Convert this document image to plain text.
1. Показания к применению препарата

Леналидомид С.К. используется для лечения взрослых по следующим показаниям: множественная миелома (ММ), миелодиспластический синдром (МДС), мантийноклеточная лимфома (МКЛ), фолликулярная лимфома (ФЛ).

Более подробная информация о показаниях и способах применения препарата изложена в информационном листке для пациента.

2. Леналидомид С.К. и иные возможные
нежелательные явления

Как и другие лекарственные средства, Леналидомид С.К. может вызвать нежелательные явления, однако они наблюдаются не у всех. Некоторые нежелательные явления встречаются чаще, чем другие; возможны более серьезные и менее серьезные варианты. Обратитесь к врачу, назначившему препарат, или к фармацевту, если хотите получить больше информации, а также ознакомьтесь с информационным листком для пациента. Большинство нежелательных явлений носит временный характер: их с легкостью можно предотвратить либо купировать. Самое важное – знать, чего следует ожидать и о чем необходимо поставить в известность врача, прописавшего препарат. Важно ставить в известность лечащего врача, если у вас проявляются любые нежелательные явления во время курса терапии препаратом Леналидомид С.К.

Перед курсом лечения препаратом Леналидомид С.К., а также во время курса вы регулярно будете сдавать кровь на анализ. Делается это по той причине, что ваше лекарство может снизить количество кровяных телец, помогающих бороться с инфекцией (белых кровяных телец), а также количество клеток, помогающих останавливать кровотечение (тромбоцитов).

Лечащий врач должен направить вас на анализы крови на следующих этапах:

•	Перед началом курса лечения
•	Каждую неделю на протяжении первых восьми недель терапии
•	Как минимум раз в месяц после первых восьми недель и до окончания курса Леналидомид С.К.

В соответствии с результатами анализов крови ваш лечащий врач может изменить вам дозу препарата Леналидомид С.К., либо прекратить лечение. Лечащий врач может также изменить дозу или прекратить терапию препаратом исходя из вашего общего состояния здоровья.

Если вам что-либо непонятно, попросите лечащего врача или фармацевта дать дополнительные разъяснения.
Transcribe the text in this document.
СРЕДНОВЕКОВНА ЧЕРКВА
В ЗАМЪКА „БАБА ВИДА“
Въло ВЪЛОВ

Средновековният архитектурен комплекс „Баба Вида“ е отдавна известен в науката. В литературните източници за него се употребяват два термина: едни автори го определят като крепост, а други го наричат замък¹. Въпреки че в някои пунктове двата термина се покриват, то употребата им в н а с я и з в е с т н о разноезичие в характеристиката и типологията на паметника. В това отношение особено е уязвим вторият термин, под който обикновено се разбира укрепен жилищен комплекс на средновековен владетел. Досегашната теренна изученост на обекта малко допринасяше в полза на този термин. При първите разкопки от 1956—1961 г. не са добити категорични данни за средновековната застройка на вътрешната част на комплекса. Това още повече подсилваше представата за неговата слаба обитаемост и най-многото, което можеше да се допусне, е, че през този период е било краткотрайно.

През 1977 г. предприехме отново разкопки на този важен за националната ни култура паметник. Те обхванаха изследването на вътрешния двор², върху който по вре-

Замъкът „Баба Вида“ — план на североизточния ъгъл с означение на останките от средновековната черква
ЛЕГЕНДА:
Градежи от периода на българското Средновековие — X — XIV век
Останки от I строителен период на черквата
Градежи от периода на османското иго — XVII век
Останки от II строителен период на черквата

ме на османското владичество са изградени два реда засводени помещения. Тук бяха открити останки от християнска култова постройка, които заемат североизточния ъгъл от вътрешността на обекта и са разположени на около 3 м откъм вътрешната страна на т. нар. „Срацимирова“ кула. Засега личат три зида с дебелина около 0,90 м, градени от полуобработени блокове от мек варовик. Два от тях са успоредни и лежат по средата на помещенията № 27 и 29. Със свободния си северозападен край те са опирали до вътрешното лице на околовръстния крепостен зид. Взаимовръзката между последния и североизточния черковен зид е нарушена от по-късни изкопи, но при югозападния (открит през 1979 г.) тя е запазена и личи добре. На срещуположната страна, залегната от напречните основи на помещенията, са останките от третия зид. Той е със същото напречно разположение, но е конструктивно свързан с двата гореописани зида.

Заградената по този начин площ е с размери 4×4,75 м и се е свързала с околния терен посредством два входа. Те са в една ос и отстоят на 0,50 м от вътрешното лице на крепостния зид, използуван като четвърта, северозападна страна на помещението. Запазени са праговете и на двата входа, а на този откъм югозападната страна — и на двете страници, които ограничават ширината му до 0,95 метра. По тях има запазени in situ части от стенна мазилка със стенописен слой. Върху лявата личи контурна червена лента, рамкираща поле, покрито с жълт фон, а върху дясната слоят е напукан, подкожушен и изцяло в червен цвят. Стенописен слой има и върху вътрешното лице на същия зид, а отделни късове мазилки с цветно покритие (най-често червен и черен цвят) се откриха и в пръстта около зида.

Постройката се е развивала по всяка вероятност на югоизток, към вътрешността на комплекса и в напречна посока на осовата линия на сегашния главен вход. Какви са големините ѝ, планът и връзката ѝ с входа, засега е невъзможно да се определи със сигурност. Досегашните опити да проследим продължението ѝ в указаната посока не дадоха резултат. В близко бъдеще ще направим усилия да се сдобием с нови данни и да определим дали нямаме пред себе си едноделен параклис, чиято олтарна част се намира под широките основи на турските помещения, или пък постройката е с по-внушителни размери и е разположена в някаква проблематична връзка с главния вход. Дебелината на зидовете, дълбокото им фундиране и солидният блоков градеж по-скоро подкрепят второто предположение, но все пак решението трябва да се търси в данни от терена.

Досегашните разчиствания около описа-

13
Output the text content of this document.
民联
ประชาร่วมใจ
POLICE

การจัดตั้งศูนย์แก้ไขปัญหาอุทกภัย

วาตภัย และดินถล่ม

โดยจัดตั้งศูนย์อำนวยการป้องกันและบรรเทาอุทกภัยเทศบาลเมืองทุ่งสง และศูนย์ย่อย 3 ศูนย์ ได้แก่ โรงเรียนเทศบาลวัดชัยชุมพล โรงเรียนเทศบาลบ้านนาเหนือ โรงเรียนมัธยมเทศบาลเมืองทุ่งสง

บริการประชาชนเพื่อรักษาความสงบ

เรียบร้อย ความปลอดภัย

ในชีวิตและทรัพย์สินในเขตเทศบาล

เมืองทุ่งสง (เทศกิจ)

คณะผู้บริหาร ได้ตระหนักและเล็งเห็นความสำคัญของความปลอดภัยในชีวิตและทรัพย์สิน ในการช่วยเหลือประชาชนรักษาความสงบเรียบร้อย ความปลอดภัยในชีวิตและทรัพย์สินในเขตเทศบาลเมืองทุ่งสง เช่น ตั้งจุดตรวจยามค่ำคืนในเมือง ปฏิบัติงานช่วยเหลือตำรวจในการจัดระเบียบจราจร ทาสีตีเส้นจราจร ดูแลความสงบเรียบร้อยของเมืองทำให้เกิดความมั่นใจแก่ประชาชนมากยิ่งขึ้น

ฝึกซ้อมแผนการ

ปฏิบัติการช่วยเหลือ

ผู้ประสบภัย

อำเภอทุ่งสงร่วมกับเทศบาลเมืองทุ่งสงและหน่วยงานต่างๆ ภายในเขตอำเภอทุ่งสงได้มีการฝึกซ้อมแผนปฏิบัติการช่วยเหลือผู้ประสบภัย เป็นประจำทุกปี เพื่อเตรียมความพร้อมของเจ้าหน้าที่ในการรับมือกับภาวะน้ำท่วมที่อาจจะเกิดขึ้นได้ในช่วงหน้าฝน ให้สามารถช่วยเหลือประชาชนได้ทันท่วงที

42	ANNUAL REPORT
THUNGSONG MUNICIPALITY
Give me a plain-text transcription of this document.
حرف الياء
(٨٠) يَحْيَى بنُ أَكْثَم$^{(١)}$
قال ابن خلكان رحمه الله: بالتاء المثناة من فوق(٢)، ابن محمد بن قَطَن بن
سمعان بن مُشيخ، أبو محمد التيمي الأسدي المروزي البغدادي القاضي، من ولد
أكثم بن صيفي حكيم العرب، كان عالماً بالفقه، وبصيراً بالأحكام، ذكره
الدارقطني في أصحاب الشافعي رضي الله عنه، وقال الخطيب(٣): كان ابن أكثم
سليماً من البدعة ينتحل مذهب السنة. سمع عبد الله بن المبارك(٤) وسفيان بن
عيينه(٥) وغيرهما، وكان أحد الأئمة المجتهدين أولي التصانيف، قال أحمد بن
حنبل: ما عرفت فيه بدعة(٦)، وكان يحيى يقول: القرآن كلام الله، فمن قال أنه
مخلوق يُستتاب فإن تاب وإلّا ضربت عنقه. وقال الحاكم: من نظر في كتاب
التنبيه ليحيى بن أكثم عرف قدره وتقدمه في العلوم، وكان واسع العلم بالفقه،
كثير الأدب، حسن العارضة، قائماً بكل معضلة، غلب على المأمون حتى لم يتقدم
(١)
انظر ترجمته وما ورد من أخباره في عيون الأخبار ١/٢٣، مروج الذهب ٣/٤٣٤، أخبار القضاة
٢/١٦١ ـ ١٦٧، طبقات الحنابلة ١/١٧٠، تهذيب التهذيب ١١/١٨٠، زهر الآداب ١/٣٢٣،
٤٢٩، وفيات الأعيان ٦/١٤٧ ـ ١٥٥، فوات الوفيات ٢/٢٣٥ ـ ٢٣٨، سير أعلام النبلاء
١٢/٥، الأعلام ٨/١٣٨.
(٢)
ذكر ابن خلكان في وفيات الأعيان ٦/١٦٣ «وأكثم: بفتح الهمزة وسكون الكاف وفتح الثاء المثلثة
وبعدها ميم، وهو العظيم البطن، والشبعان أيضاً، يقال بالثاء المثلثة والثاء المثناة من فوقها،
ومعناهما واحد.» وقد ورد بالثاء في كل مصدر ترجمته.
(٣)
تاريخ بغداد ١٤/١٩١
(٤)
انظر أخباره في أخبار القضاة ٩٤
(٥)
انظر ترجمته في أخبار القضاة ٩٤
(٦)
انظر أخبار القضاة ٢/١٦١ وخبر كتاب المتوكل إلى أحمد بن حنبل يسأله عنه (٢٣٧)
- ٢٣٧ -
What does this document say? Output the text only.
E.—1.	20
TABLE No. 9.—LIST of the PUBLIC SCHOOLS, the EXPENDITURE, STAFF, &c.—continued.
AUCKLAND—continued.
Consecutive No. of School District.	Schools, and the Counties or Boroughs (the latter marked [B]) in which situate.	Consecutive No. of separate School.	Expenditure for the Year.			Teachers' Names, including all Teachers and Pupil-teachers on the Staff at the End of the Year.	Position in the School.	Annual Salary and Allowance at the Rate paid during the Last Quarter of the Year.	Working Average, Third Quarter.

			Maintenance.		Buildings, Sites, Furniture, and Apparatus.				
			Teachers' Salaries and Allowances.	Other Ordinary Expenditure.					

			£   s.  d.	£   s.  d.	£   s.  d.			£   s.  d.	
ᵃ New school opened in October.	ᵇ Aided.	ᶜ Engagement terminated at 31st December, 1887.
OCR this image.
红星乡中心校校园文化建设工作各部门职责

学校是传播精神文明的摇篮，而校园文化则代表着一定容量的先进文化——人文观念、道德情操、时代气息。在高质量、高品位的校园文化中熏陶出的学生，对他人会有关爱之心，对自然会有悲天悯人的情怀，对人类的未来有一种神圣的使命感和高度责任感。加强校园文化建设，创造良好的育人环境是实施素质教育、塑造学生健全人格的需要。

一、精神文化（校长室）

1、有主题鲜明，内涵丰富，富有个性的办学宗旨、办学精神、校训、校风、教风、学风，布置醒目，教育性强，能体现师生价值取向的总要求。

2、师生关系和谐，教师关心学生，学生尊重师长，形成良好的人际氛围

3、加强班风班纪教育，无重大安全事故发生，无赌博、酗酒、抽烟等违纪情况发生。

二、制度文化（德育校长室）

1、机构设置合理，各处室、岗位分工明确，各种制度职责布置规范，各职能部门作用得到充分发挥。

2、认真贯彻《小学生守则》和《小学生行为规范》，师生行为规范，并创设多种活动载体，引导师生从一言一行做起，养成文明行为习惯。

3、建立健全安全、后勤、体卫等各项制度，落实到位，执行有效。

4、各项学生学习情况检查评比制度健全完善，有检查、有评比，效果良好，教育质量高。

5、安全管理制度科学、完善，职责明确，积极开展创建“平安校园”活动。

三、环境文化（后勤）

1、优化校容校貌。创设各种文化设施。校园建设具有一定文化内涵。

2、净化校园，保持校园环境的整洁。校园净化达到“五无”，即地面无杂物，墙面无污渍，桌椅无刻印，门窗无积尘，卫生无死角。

_Exercise:_ How many lines of these entries contain the string "терапии"? Reply with the number alone.

_Solution to the exercise:_ 2